### Given request
Transcribe the listing word for word.

## START

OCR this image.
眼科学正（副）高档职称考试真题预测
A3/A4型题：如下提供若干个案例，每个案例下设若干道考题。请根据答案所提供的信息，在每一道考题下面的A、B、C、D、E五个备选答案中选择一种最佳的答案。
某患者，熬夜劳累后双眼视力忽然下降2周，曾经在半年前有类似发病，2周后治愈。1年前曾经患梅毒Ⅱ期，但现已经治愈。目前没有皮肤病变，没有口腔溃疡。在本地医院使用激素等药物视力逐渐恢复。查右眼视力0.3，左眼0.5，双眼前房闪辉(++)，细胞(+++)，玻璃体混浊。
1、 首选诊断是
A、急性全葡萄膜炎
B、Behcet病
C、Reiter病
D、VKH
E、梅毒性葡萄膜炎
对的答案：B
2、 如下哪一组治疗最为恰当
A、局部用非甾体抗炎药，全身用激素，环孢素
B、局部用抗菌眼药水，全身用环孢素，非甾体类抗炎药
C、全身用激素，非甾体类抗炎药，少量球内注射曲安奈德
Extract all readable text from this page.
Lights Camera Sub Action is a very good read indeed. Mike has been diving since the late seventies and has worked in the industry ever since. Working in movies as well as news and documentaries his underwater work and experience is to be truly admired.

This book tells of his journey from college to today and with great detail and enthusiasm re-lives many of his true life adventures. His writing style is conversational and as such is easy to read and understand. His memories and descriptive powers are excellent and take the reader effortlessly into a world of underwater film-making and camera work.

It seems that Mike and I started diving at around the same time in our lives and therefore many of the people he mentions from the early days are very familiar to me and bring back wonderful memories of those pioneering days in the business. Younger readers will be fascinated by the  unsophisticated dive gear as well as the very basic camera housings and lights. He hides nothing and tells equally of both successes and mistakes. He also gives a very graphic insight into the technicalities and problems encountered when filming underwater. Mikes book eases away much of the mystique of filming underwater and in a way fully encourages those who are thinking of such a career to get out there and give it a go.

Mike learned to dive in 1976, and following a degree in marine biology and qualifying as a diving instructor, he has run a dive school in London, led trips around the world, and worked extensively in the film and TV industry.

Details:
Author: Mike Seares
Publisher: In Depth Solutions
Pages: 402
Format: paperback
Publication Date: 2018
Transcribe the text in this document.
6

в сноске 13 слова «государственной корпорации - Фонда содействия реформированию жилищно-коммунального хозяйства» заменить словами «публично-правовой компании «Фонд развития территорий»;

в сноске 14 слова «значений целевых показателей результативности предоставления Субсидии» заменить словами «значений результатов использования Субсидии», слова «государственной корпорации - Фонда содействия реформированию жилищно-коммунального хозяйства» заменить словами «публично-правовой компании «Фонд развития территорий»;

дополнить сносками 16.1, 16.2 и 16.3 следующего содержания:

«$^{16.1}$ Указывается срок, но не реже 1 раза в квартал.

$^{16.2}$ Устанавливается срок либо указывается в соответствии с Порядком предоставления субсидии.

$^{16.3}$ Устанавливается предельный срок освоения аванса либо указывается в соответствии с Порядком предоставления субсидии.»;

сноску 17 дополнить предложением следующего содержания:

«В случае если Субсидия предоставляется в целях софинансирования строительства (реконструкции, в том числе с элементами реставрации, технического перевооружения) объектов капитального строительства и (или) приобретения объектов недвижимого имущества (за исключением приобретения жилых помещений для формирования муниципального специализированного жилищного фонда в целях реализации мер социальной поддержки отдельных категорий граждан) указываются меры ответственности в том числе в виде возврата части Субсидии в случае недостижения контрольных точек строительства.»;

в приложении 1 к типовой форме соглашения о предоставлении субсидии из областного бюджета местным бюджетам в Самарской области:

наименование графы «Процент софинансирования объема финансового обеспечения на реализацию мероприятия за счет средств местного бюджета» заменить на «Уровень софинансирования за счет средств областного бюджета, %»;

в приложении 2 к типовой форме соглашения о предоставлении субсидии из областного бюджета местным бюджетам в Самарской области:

## END

### Answer to the problem
OCR this image.
眼科学正（副）高档职称考试真题预测
A3/A4型题：如下提供若干个案例，每个案例下设若干道考题。请根据答案所提供的信息，在每一道考题下面的A、B、C、D、E五个备选答案中选择一种最佳的答案。
某患者，熬夜劳累后双眼视力忽然下降2周，曾经在半年前有类似发病，2周后治愈。1年前曾经患梅毒Ⅱ期，但现已经治愈。目前没有皮肤病变，没有口腔溃疡。在本地医院使用激素等药物视力逐渐恢复。查右眼视力0.3，左眼0.5，双眼前房闪辉(++)，细胞(+++)，玻璃体混浊。
1、 首选诊断是
A、急性全葡萄膜炎
B、Behcet病
C、Reiter病
D、VKH
E、梅毒性葡萄膜炎
对的答案：B
2、 如下哪一组治疗最为恰当
A、局部用非甾体抗炎药，全身用激素，环孢素
B、局部用抗菌眼药水，全身用环孢素，非甾体类抗炎药
C、全身用激素，非甾体类抗炎药，少量球内注射曲安奈德
Extract all readable text from this page.
Lights Camera Sub Action is a very good read indeed. Mike has been diving since the late seventies and has worked in the industry ever since. Working in movies as well as news and documentaries his underwater work and experience is to be truly admired.

This book tells of his journey from college to today and with great detail and enthusiasm re-lives many of his true life adventures. His writing style is conversational and as such is easy to read and understand. His memories and descriptive powers are excellent and take the reader effortlessly into a world of underwater film-making and camera work.

It seems that Mike and I started diving at around the same time in our lives and therefore many of the people he mentions from the early days are very familiar to me and bring back wonderful memories of those pioneering days in the business. Younger readers will be fascinated by the  unsophisticated dive gear as well as the very basic camera housings and lights. He hides nothing and tells equally of both successes and mistakes. He also gives a very graphic insight into the technicalities and problems encountered when filming underwater. Mikes book eases away much of the mystique of filming underwater and in a way fully encourages those who are thinking of such a career to get out there and give it a go.

Mike learned to dive in 1976, and following a degree in marine biology and qualifying as a diving instructor, he has run a dive school in London, led trips around the world, and worked extensively in the film and TV industry.

Details:
Author: Mike Seares
Publisher: In Depth Solutions
Pages: 402
Format: paperback
Publication Date: 2018
Transcribe the text in this document.
6

в сноске 13 слова «государственной корпорации - Фонда содействия реформированию жилищно-коммунального хозяйства» заменить словами «публично-правовой компании «Фонд развития территорий»;

в сноске 14 слова «значений целевых показателей результативности предоставления Субсидии» заменить словами «значений результатов использования Субсидии», слова «государственной корпорации - Фонда содействия реформированию жилищно-коммунального хозяйства» заменить словами «публично-правовой компании «Фонд развития территорий»;

дополнить сносками 16.1, 16.2 и 16.3 следующего содержания:

«$^{16.1}$ Указывается срок, но не реже 1 раза в квартал.

$^{16.2}$ Устанавливается срок либо указывается в соответствии с Порядком предоставления субсидии.

$^{16.3}$ Устанавливается предельный срок освоения аванса либо указывается в соответствии с Порядком предоставления субсидии.»;

сноску 17 дополнить предложением следующего содержания:

«В случае если Субсидия предоставляется в целях софинансирования строительства (реконструкции, в том числе с элементами реставрации, технического перевооружения) объектов капитального строительства и (или) приобретения объектов недвижимого имущества (за исключением приобретения жилых помещений для формирования муниципального специализированного жилищного фонда в целях реализации мер социальной поддержки отдельных категорий граждан) указываются меры ответственности в том числе в виде возврата части Субсидии в случае недостижения контрольных точек строительства.»;

в приложении 1 к типовой форме соглашения о предоставлении субсидии из областного бюджета местным бюджетам в Самарской области:

наименование графы «Процент софинансирования объема финансового обеспечения на реализацию мероприятия за счет средств местного бюджета» заменить на «Уровень софинансирования за счет средств областного бюджета, %»;

в приложении 2 к типовой форме соглашения о предоставлении субсидии из областного бюджета местным бюджетам в Самарской области:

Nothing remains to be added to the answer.